● **What is needed**
Copy each line exactly. Leave nothing out.

<<<<

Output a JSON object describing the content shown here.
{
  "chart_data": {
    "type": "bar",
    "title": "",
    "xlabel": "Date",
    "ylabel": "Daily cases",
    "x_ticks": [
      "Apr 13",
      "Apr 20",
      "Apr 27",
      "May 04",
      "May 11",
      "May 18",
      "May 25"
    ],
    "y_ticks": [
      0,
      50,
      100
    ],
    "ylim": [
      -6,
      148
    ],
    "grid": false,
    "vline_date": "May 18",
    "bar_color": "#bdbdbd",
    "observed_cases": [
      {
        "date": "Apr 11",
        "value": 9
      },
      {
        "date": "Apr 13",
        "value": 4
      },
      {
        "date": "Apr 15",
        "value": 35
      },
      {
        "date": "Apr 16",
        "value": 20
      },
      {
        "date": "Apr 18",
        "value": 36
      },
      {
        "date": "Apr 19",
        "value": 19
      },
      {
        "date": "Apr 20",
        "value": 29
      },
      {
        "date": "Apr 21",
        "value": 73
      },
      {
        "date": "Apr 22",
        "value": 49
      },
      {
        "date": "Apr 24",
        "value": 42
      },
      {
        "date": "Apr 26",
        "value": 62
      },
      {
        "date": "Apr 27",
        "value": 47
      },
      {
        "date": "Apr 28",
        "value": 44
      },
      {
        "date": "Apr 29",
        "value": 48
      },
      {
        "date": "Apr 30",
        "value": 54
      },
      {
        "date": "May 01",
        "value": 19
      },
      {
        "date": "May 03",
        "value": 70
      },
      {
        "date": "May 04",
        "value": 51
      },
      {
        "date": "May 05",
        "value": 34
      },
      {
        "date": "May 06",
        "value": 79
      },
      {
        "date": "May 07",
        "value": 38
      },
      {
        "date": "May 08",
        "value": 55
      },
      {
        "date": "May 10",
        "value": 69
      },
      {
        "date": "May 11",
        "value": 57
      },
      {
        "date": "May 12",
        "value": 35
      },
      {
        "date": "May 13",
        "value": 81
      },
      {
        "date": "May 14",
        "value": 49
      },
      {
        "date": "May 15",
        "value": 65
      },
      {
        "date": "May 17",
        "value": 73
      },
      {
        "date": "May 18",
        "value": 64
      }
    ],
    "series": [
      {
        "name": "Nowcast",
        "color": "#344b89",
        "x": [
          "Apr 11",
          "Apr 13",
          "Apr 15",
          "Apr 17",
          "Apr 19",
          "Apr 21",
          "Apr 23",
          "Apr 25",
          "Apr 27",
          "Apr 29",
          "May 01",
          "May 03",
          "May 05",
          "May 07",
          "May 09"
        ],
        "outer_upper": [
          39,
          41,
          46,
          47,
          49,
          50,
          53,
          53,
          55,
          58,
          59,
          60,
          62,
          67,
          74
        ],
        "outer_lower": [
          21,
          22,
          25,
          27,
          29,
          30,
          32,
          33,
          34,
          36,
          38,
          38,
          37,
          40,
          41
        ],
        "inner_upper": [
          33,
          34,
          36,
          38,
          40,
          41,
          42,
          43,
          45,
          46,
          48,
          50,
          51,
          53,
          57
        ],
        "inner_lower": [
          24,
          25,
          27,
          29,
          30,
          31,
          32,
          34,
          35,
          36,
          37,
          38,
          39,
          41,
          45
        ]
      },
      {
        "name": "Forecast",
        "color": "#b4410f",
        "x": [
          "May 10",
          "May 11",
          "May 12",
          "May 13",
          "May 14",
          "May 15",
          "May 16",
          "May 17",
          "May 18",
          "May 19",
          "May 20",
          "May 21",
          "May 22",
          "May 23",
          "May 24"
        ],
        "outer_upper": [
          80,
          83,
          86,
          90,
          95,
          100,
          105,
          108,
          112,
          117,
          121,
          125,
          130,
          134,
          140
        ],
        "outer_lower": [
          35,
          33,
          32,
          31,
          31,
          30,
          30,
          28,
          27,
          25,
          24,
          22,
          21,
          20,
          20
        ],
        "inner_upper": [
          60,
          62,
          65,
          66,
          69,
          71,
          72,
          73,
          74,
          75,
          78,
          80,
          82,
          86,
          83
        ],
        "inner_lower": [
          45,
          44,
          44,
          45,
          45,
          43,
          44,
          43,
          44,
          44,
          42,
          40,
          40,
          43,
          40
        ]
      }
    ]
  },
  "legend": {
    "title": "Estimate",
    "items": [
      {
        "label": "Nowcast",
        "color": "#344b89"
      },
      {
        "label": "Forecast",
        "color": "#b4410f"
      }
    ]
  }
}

>>>>

● **Task answer**
Output a JSON object describing the content shown here.
{
  "chart_data": {
    "type": "bar",
    "title": "",
    "xlabel": "Date",
    "ylabel": "Daily cases",
    "x_ticks": [
      "Apr 13",
      "Apr 20",
      "Apr 27",
      "May 04",
      "May 11",
      "May 18",
      "May 25"
    ],
    "y_ticks": [
      0,
      50,
      100
    ],
    "ylim": [
      -6,
      148
    ],
    "grid": false,
    "vline_date": "May 18",
    "bar_color": "#bdbdbd",
    "observed_cases": [
      {
        "date": "Apr 11",
        "value": 9
      },
      {
        "date": "Apr 13",
        "value": 4
      },
      {
        "date": "Apr 15",
        "value": 35
      },
      {
        "date": "Apr 16",
        "value": 20
      },
      {
        "date": "Apr 18",
        "value": 36
      },
      {
        "date": "Apr 19",
        "value": 19
      },
      {
        "date": "Apr 20",
        "value": 29
      },
      {
        "date": "Apr 21",
        "value": 73
      },
      {
        "date": "Apr 22",
        "value": 49
      },
      {
        "date": "Apr 24",
        "value": 42
      },
      {
        "date": "Apr 26",
        "value": 62
      },
      {
        "date": "Apr 27",
        "value": 47
      },
      {
        "date": "Apr 28",
        "value": 44
      },
      {
        "date": "Apr 29",
        "value": 48
      },
      {
        "date": "Apr 30",
        "value": 54
      },
      {
        "date": "May 01",
        "value": 19
      },
      {
        "date": "May 03",
        "value": 70
      },
      {
        "date": "May 04",
        "value": 51
      },
      {
        "date": "May 05",
        "value": 34
      },
      {
        "date": "May 06",
        "value": 79
      },
      {
        "date": "May 07",
        "value": 38
      },
      {
        "date": "May 08",
        "value": 55
      },
      {
        "date": "May 10",
        "value": 69
      },
      {
        "date": "May 11",
        "value": 57
      },
      {
        "date": "May 12",
        "value": 35
      },
      {
        "date": "May 13",
        "value": 81
      },
      {
        "date": "May 14",
        "value": 49
      },
      {
        "date": "May 15",
        "value": 65
      },
      {
        "date": "May 17",
        "value": 73
      },
      {
        "date": "May 18",
        "value": 64
      }
    ],
    "series": [
      {
        "name": "Nowcast",
        "color": "#344b89",
        "x": [
          "Apr 11",
          "Apr 13",
          "Apr 15",
          "Apr 17",
          "Apr 19",
          "Apr 21",
          "Apr 23",
          "Apr 25",
          "Apr 27",
          "Apr 29",
          "May 01",
          "May 03",
          "May 05",
          "May 07",
          "May 09"
        ],
        "outer_upper": [
          39,
          41,
          46,
          47,
          49,
          50,
          53,
          53,
          55,
          58,
          59,
          60,
          62,
          67,
          74
        ],
        "outer_lower": [
          21,
          22,
          25,
          27,
          29,
          30,
          32,
          33,
          34,
          36,
          38,
          38,
          37,
          40,
          41
        ],
        "inner_upper": [
          33,
          34,
          36,
          38,
          40,
          41,
          42,
          43,
          45,
          46,
          48,
          50,
          51,
          53,
          57
        ],
        "inner_lower": [
          24,
          25,
          27,
          29,
          30,
          31,
          32,
          34,
          35,
          36,
          37,
          38,
          39,
          41,
          45
        ]
      },
      {
        "name": "Forecast",
        "color": "#b4410f",
        "x": [
          "May 10",
          "May 11",
          "May 12",
          "May 13",
          "May 14",
          "May 15",
          "May 16",
          "May 17",
          "May 18",
          "May 19",
          "May 20",
          "May 21",
          "May 22",
          "May 23",
          "May 24"
        ],
        "outer_upper": [
          80,
          83,
          86,
          90,
          95,
          100,
          105,
          108,
          112,
          117,
          121,
          125,
          130,
          134,
          140
        ],
        "outer_lower": [
          35,
          33,
          32,
          31,
          31,
          30,
          30,
          28,
          27,
          25,
          24,
          22,
          21,
          20,
          20
        ],
        "inner_upper": [
          60,
          62,
          65,
          66,
          69,
          71,
          72,
          73,
          74,
          75,
          78,
          80,
          82,
          86,
          83
        ],
        "inner_lower": [
          45,
          44,
          44,
          45,
          45,
          43,
          44,
          43,
          44,
          44,
          42,
          40,
          40,
          43,
          40
        ]
      }
    ]
  },
  "legend": {
    "title": "Estimate",
    "items": [
      {
        "label": "Nowcast",
        "color": "#344b89"
      },
      {
        "label": "Forecast",
        "color": "#b4410f"
      }
    ]
  }
}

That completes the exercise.